**EXERCISE DESCRIPTION**
Provide the number of lines containing the word "Rick", and nothing else.

_ _ _ _ _ _ _

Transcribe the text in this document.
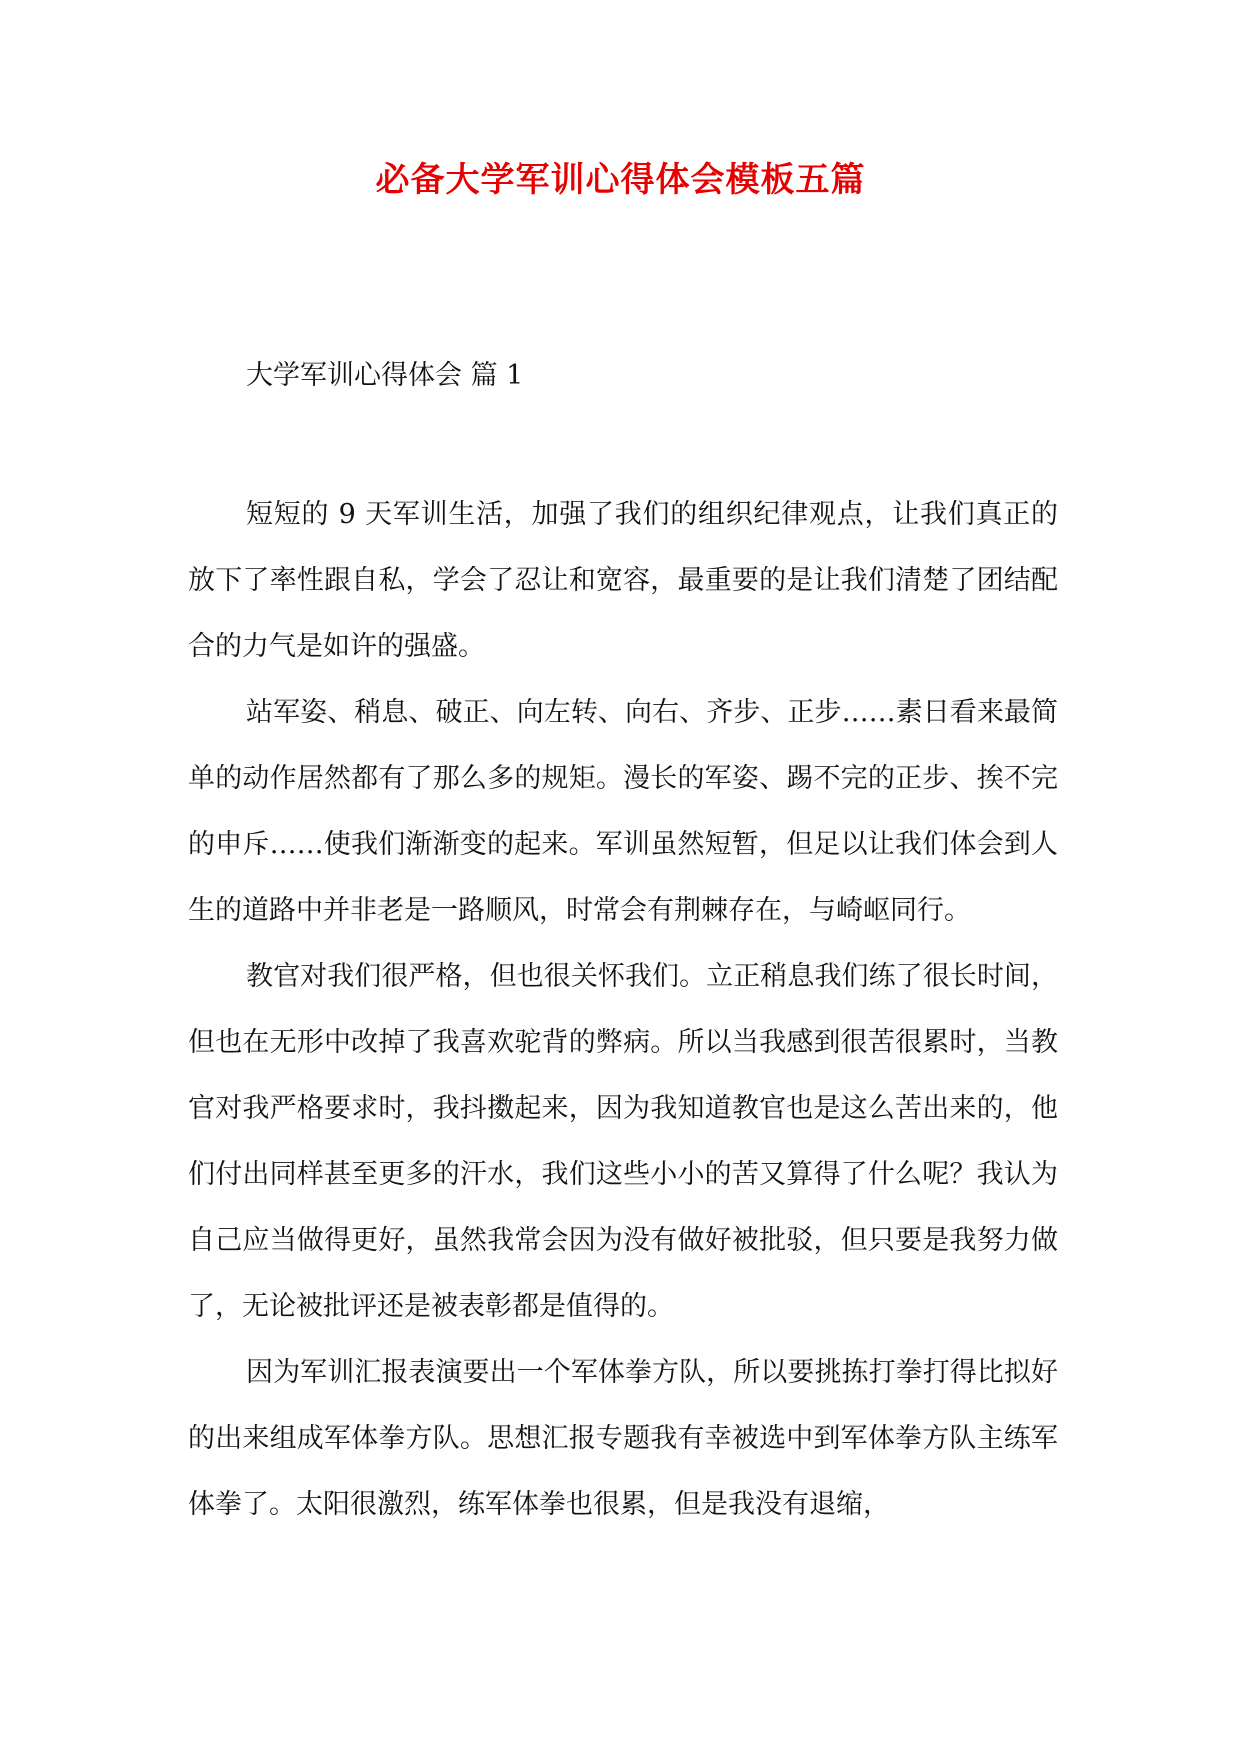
必备大学军训心得体会模板五篇
大学军训心得体会 篇 1

短短的 9 天军训生活，加强了我们的组织纪律观点，让我们真正的放下了率性跟自私，学会了忍让和宽容，最重要的是让我们清楚了团结配合的力气是如许的强盛。

站军姿、稍息、破正、向左转、向右、齐步、正步……素日看来最简单的动作居然都有了那么多的规矩。漫长的军姿、踢不完的正步、挨不完的申斥……使我们渐渐变的起来。军训虽然短暂，但足以让我们体会到人生的道路中并非老是一路顺风，时常会有荆棘存在，与崎岖同行。

教官对我们很严格，但也很关怀我们。立正稍息我们练了很长时间，但也在无形中改掉了我喜欢驼背的弊病。所以当我感到很苦很累时，当教官对我严格要求时，我抖擞起来，因为我知道教官也是这么苦出来的，他们付出同样甚至更多的汗水，我们这些小小的苦又算得了什么呢？我认为自己应当做得更好，虽然我常会因为没有做好被批驳，但只要是我努力做了，无论被批评还是被表彰都是值得的。

因为军训汇报表演要出一个军体拳方队，所以要挑拣打拳打得比拟好的出来组成军体拳方队。思想汇报专题我有幸被选中到军体拳方队主练军体拳了。太阳很激烈，练军体拳也很累，但是我没有退缩，
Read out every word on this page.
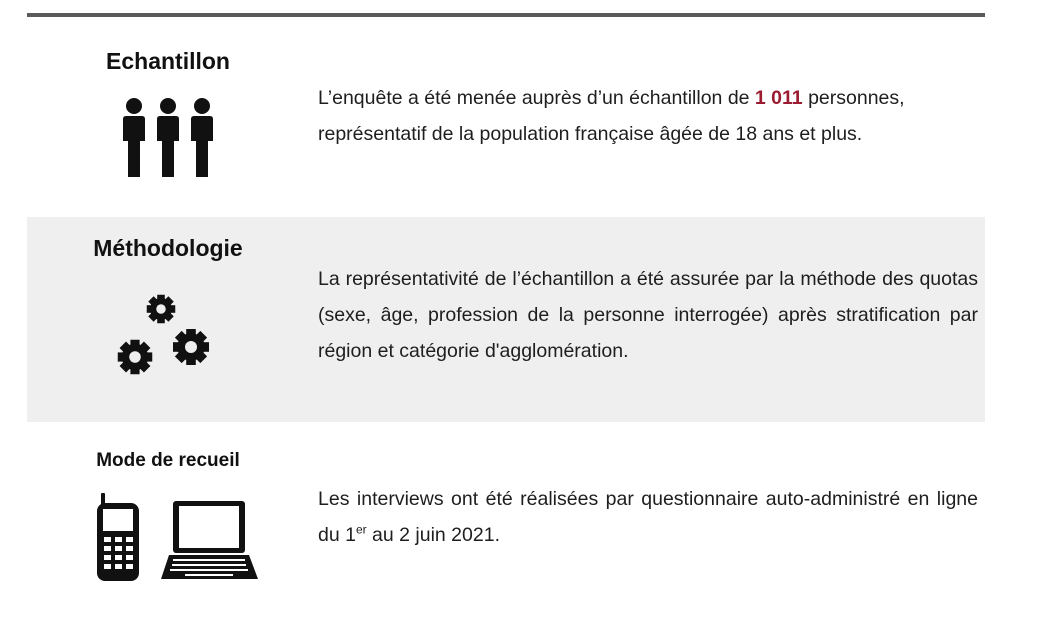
Echantillon
L’enquête a été menée auprès d’un échantillon de 1 011 personnes, représentatif de la population française âgée de 18 ans et plus.
Méthodologie
La représentativité de l’échantillon a été assurée par la méthode des quotas (sexe, âge, profession de la personne interrogée) après stratification par région et catégorie d'agglomération.
Mode de recueil
Les interviews ont été réalisées par questionnaire auto-administré en ligne du 1er au 2 juin 2021.
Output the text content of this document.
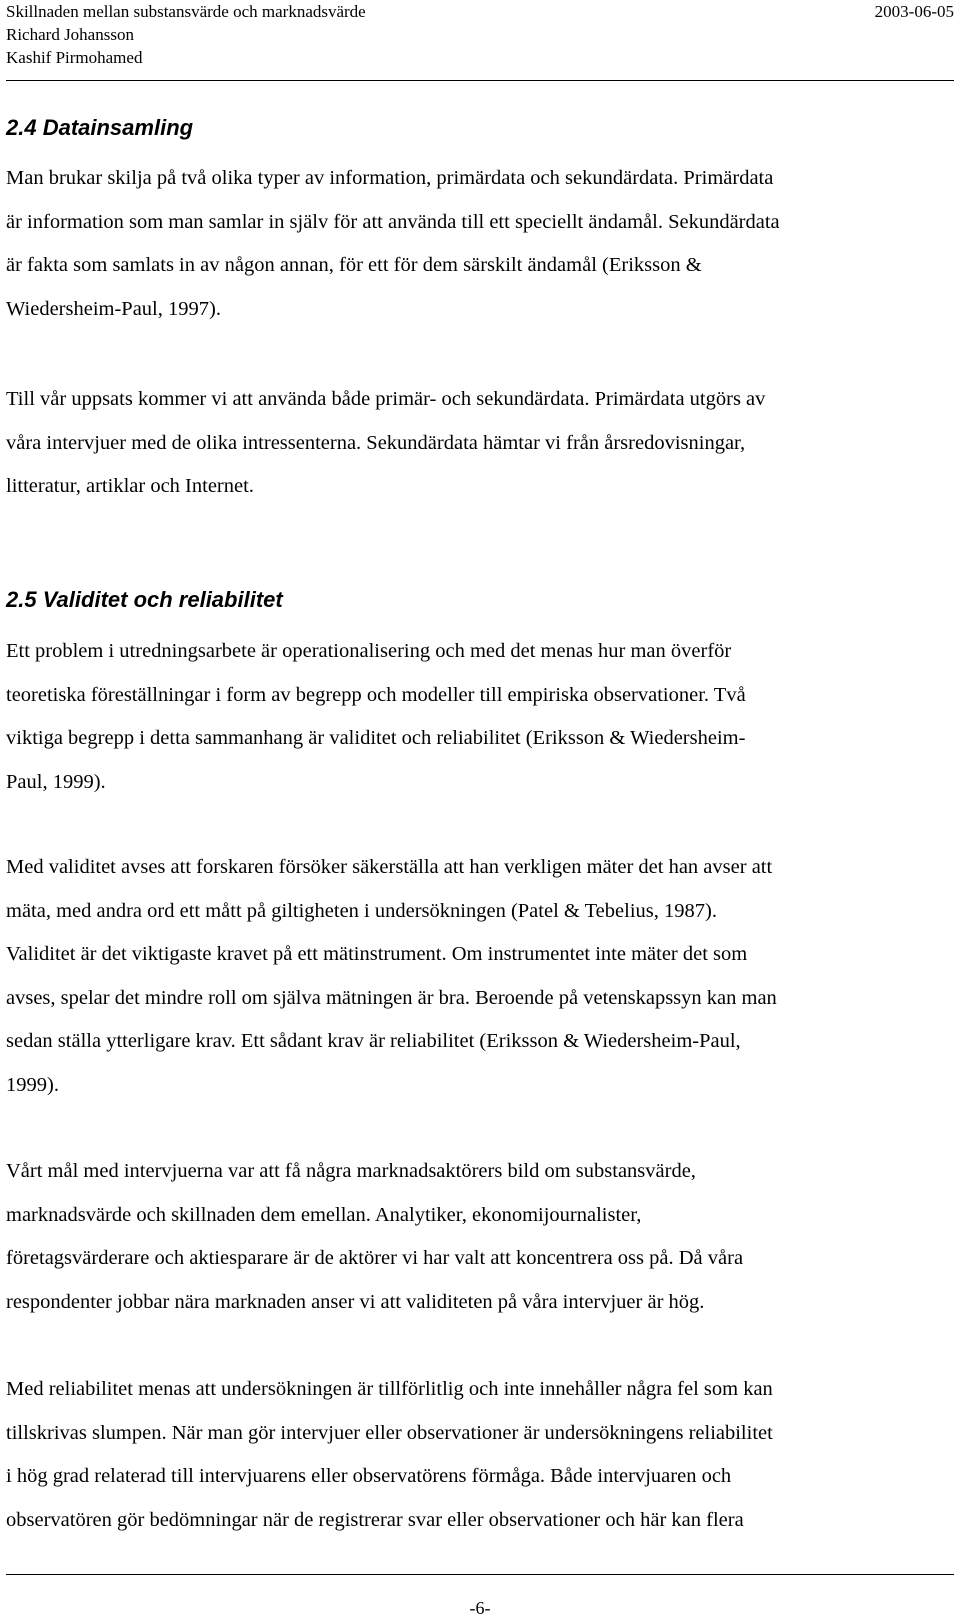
Skillnaden mellan substansvärde och marknadsvärde
Richard Johansson
Kashif Pirmohamed
2003-06-05
2.4 Datainsamling
Man brukar skilja på två olika typer av information, primärdata och sekundärdata. Primärdata
är information som man samlar in själv för att använda till ett speciellt ändamål. Sekundärdata
är fakta som samlats in av någon annan, för ett för dem särskilt ändamål (Eriksson &
Wiedersheim-Paul, 1997).
Till vår uppsats kommer vi att använda både primär- och sekundärdata. Primärdata utgörs av
våra intervjuer med de olika intressenterna. Sekundärdata hämtar vi från årsredovisningar,
litteratur, artiklar och Internet.
2.5 Validitet och reliabilitet
Ett problem i utredningsarbete är operationalisering och med det menas hur man överför
teoretiska föreställningar i form av begrepp och modeller till empiriska observationer. Två
viktiga begrepp i detta sammanhang är validitet och reliabilitet (Eriksson & Wiedersheim-
Paul, 1999).
Med validitet avses att forskaren försöker säkerställa att han verkligen mäter det han avser att
mäta, med andra ord ett mått på giltigheten i undersökningen (Patel & Tebelius, 1987).
Validitet är det viktigaste kravet på ett mätinstrument. Om instrumentet inte mäter det som
avses, spelar det mindre roll om själva mätningen är bra. Beroende på vetenskapssyn kan man
sedan ställa ytterligare krav. Ett sådant krav är reliabilitet (Eriksson & Wiedersheim-Paul,
1999).
Vårt mål med intervjuerna var att få några marknadsaktörers bild om substansvärde,
marknadsvärde och skillnaden dem emellan. Analytiker, ekonomijournalister,
företagsvärderare och aktiesparare är de aktörer vi har valt att koncentrera oss på. Då våra
respondenter jobbar nära marknaden anser vi att validiteten på våra intervjuer är hög.
Med reliabilitet menas att undersökningen är tillförlitlig och inte innehåller några fel som kan
tillskrivas slumpen. När man gör intervjuer eller observationer är undersökningens reliabilitet
i hög grad relaterad till intervjuarens eller observatörens förmåga. Både intervjuaren och
observatören gör bedömningar när de registrerar svar eller observationer och här kan flera
-6-
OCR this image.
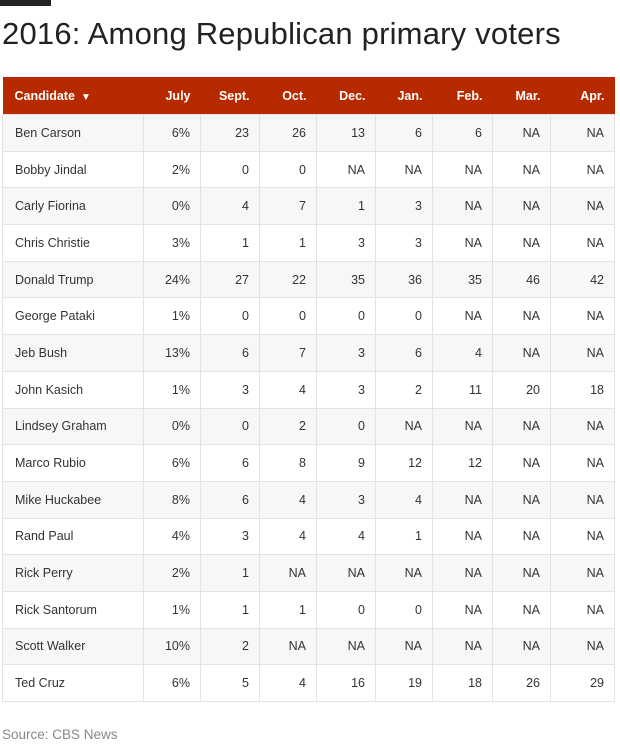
2016: Among Republican primary voters
Candidate ▼	July	Sept.	Oct.	Dec.	Jan.	Feb.	Mar.	Apr.
Ben Carson	6%	23	26	13	6	6	NA	NA
Bobby Jindal	2%	0	0	NA	NA	NA	NA	NA
Carly Fiorina	0%	4	7	1	3	NA	NA	NA
Chris Christie	3%	1	1	3	3	NA	NA	NA
Donald Trump	24%	27	22	35	36	35	46	42
George Pataki	1%	0	0	0	0	NA	NA	NA
Jeb Bush	13%	6	7	3	6	4	NA	NA
John Kasich	1%	3	4	3	2	11	20	18
Lindsey Graham	0%	0	2	0	NA	NA	NA	NA
Marco Rubio	6%	6	8	9	12	12	NA	NA
Mike Huckabee	8%	6	4	3	4	NA	NA	NA
Rand Paul	4%	3	4	4	1	NA	NA	NA
Rick Perry	2%	1	NA	NA	NA	NA	NA	NA
Rick Santorum	1%	1	1	0	0	NA	NA	NA
Scott Walker	10%	2	NA	NA	NA	NA	NA	NA
Ted Cruz	6%	5	4	16	19	18	26	29

Source: CBS News
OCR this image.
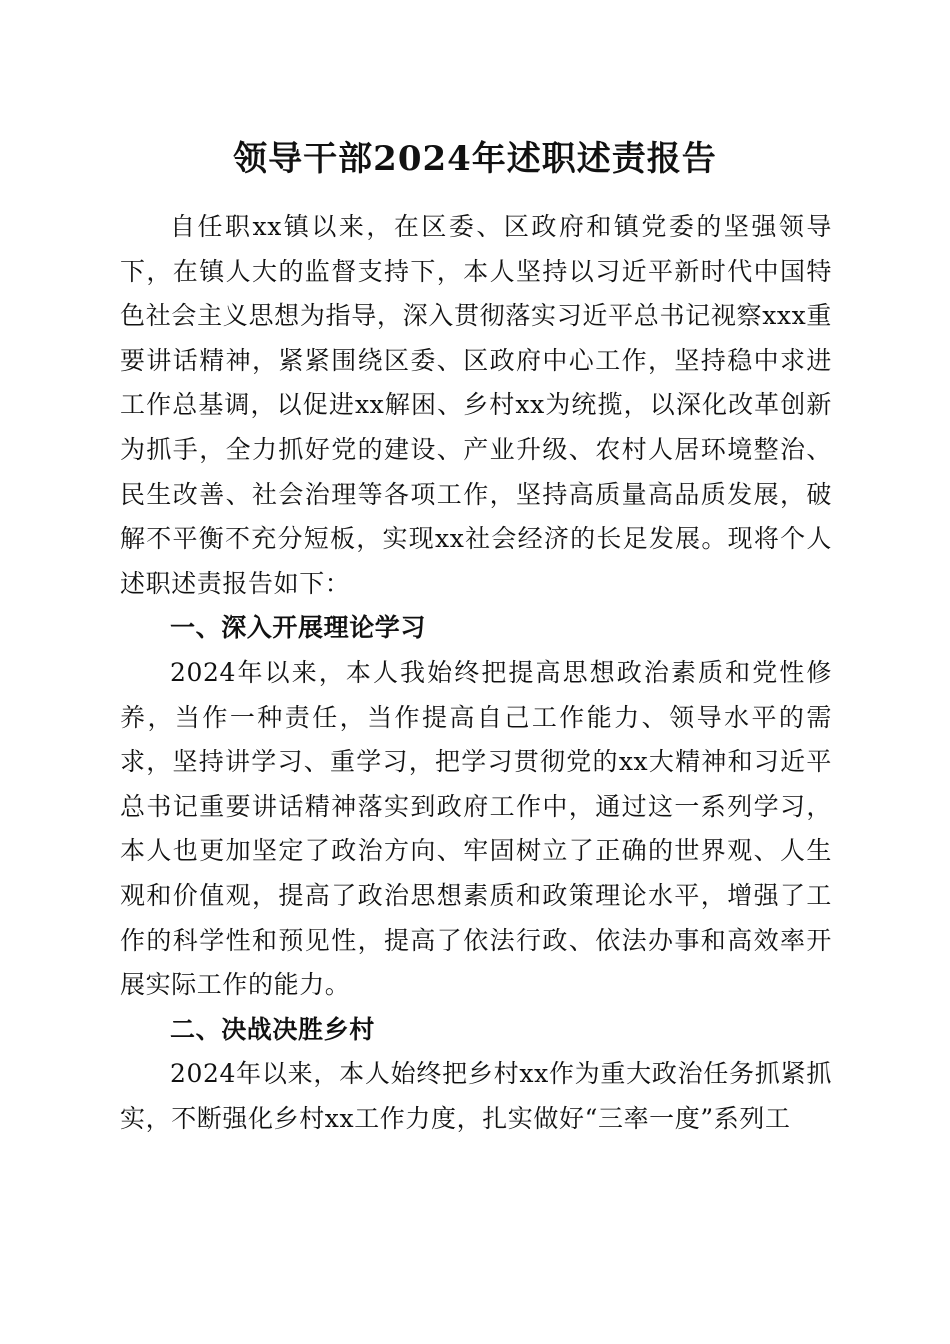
领导干部2024年述职述责报告

自任职xx镇以来，在区委、区政府和镇党委的坚强领导下，在镇人大的监督支持下，本人坚持以习近平新时代中国特色社会主义思想为指导，深入贯彻落实习近平总书记视察xxx重要讲话精神，紧紧围绕区委、区政府中心工作，坚持稳中求进工作总基调，以促进xx解困、乡村xx为统揽，以深化改革创新为抓手，全力抓好党的建设、产业升级、农村人居环境整治、民生改善、社会治理等各项工作，坚持高质量高品质发展，破解不平衡不充分短板，实现xx社会经济的长足发展。现将个人述职述责报告如下：

一、深入开展理论学习

2024年以来，本人我始终把提高思想政治素质和党性修养，当作一种责任，当作提高自己工作能力、领导水平的需求，坚持讲学习、重学习，把学习贯彻党的xx大精神和习近平总书记重要讲话精神落实到政府工作中，通过这一系列学习，本人也更加坚定了政治方向、牢固树立了正确的世界观、人生观和价值观，提高了政治思想素质和政策理论水平，增强了工作的科学性和预见性，提高了依法行政、依法办事和高效率开展实际工作的能力。

二、决战决胜乡村

2024年以来，本人始终把乡村xx作为重大政治任务抓紧抓实，不断强化乡村xx工作力度，扎实做好“三率一度”系列工
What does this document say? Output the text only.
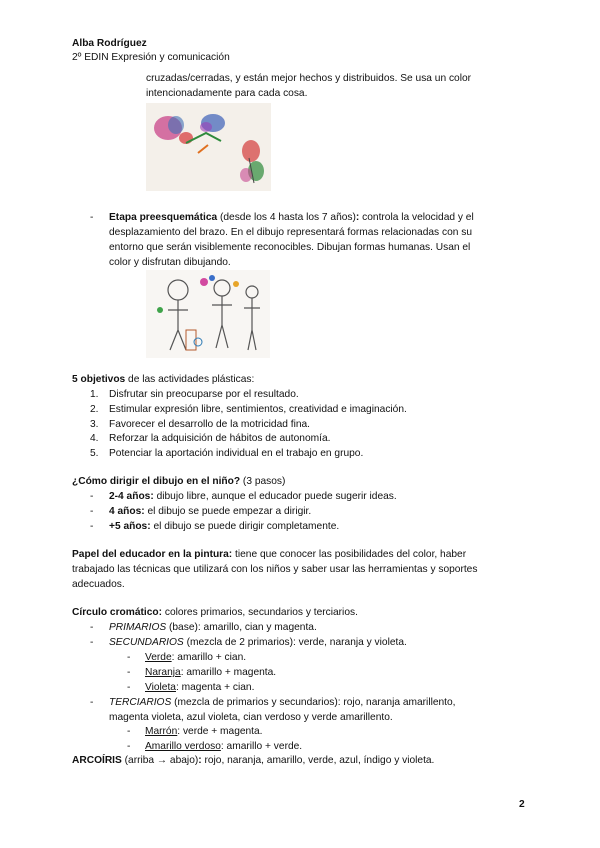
Alba Rodríguez
2º EDIN Expresión y comunicación
cruzadas/cerradas, y están mejor hechos y distribuidos. Se usa un color
intencionadamente para cada cosa.
- Etapa preesquemática (desde los 4 hasta los 7 años): controla la velocidad y el
desplazamiento del brazo. En el dibujo representará formas relacionadas con su
entorno que serán visiblemente reconocibles. Dibujan formas humanas. Usan el
color y disfrutan dibujando.
5 objetivos de las actividades plásticas:
1. Disfrutar sin preocuparse por el resultado.
2. Estimular expresión libre, sentimientos, creatividad e imaginación.
3. Favorecer el desarrollo de la motricidad fina.
4. Reforzar la adquisición de hábitos de autonomía.
5. Potenciar la aportación individual en el trabajo en grupo.
¿Cómo dirigir el dibujo en el niño? (3 pasos)
- 2-4 años: dibujo libre, aunque el educador puede sugerir ideas.
- 4 años: el dibujo se puede empezar a dirigir.
- +5 años: el dibujo se puede dirigir completamente.
Papel del educador en la pintura: tiene que conocer las posibilidades del color, haber
trabajado las técnicas que utilizará con los niños y saber usar las herramientas y soportes
adecuados.
Círculo cromático: colores primarios, secundarios y terciarios.
- PRIMARIOS (base): amarillo, cian y magenta.
- SECUNDARIOS (mezcla de 2 primarios): verde, naranja y violeta.
- Verde: amarillo + cian.
- Naranja: amarillo + magenta.
- Violeta: magenta + cian.
- TERCIARIOS (mezcla de primarios y secundarios): rojo, naranja amarillento,
magenta violeta, azul violeta, cian verdoso y verde amarillento.
- Marrón: verde + magenta.
- Amarillo verdoso: amarillo + verde.
ARCOÍRIS (arriba → abajo): rojo, naranja, amarillo, verde, azul, índigo y violeta.
2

_ _ _ _ _ _ _

**RESPONSE TO THE EXERCISE**
2